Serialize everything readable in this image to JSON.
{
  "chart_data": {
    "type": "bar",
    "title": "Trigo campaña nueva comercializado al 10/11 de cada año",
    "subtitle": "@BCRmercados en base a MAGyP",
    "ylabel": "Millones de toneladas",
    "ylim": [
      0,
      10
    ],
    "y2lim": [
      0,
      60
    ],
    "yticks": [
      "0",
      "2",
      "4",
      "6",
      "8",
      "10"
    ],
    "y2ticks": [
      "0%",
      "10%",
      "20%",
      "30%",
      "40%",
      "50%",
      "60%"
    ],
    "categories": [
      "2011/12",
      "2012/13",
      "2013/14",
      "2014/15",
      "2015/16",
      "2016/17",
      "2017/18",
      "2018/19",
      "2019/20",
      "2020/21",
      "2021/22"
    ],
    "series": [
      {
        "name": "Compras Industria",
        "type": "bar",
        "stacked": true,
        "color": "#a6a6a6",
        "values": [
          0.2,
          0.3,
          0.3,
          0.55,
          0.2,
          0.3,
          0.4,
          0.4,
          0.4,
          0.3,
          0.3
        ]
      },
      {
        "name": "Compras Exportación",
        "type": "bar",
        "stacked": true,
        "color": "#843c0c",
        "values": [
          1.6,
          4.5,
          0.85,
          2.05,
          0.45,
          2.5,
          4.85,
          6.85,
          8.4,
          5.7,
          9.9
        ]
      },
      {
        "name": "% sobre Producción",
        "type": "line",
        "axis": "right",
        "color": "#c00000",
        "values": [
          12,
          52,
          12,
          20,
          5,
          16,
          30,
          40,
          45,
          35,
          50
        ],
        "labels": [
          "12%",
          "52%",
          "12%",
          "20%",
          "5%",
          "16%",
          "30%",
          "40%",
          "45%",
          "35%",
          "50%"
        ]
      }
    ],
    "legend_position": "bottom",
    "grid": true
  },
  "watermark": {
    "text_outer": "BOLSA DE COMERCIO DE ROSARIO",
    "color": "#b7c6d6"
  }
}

□ □ □ □ □ □ □

Provide only the number of lines in the entries that hold the word "name".

Finished answer = 3